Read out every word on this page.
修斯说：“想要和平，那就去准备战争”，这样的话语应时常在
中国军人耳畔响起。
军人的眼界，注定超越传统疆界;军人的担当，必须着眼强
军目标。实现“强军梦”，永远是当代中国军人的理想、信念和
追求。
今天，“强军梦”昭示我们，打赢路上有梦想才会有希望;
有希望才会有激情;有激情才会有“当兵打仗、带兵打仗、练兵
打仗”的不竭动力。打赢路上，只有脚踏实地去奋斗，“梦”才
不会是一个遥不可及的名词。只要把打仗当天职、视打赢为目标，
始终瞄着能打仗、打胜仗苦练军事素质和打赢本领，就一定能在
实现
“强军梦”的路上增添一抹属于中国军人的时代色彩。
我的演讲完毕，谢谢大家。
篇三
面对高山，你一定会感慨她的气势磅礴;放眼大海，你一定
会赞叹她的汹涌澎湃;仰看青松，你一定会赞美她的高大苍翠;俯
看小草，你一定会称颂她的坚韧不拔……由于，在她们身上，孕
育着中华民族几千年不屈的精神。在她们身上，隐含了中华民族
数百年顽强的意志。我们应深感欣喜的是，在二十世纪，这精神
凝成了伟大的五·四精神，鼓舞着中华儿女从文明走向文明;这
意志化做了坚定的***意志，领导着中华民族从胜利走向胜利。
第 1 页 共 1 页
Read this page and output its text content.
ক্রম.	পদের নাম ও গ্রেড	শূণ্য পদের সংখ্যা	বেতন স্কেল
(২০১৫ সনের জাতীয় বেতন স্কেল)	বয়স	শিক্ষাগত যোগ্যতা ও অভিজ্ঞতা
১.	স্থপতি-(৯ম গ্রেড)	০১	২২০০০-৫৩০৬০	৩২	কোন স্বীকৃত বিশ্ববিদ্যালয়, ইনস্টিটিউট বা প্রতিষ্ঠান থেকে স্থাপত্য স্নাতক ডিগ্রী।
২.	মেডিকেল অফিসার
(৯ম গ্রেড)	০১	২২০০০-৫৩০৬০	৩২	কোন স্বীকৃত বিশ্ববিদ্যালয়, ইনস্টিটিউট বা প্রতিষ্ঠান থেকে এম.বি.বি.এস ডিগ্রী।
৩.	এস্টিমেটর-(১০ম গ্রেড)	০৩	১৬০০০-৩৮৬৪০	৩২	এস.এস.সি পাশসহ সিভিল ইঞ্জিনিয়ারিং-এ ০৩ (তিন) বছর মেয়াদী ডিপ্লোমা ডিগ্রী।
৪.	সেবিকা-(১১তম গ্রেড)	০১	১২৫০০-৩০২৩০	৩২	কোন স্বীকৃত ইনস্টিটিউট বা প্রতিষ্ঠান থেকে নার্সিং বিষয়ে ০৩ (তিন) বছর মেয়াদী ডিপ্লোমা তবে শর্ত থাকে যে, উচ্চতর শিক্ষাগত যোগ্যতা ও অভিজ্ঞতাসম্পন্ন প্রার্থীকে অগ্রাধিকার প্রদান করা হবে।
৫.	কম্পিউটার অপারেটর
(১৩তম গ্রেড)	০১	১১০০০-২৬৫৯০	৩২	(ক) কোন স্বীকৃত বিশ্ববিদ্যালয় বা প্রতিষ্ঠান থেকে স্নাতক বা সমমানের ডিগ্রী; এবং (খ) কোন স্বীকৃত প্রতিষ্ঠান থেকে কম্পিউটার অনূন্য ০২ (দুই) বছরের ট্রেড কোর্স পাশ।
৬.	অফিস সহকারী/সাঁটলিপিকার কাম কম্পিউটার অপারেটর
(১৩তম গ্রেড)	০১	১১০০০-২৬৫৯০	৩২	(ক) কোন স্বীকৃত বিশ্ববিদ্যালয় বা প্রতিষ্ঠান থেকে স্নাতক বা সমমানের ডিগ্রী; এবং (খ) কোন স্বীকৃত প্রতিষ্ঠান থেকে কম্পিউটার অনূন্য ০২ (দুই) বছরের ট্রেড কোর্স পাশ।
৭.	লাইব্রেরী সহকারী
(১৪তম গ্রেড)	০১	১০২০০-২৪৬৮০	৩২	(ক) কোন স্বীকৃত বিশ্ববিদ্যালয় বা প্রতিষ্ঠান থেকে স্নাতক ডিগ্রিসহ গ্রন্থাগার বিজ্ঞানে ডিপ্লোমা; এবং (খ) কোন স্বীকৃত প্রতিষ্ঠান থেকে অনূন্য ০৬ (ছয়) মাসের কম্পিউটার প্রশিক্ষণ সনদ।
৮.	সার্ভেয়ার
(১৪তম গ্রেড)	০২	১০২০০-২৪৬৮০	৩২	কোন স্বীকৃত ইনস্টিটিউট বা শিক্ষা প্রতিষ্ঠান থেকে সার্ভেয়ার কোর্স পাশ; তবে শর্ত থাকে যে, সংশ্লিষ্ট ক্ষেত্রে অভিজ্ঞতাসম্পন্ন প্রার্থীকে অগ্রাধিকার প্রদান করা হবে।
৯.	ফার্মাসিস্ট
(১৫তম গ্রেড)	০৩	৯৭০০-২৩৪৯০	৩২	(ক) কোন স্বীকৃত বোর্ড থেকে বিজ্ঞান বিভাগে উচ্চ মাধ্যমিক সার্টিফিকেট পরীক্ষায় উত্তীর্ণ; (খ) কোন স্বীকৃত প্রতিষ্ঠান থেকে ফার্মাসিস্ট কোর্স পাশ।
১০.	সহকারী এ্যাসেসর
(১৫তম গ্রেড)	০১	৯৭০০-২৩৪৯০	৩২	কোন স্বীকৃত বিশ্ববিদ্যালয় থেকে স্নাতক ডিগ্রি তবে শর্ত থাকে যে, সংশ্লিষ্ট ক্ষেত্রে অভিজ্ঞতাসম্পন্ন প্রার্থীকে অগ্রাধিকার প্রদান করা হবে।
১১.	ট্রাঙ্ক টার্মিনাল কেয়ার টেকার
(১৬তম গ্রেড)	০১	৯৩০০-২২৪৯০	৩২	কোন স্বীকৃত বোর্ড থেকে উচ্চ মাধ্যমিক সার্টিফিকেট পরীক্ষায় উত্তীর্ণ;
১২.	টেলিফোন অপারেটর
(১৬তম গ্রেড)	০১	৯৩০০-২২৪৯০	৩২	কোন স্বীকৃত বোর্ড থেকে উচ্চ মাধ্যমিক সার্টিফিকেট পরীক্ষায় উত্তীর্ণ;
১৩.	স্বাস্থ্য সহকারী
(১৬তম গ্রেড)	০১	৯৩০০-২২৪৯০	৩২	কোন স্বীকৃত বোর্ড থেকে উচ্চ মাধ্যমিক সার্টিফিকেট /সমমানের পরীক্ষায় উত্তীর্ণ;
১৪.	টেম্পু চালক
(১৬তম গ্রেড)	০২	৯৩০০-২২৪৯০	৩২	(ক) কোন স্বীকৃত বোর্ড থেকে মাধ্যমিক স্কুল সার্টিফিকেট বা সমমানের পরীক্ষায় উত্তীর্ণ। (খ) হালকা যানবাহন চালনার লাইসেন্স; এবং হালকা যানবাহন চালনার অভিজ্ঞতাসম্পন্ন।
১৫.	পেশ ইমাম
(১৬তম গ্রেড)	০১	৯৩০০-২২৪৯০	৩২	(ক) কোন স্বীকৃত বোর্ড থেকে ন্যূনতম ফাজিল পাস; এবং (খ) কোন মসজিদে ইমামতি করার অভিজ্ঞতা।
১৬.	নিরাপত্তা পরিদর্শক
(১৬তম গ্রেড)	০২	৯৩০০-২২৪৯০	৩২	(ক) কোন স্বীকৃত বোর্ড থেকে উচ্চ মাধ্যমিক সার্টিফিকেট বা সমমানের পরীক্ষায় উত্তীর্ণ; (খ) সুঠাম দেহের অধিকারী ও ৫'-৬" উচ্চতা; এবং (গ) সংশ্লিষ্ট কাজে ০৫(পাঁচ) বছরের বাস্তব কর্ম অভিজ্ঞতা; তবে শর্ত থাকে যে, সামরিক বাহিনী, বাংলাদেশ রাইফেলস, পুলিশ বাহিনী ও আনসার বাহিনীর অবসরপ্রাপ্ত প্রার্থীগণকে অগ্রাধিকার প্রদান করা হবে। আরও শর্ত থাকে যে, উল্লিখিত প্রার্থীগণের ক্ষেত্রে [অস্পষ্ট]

##############################

Your task ::
Look over the material above and show each line where "Read" appears.

Solution ::
Read out every word on this page.
Read this page and output its text content.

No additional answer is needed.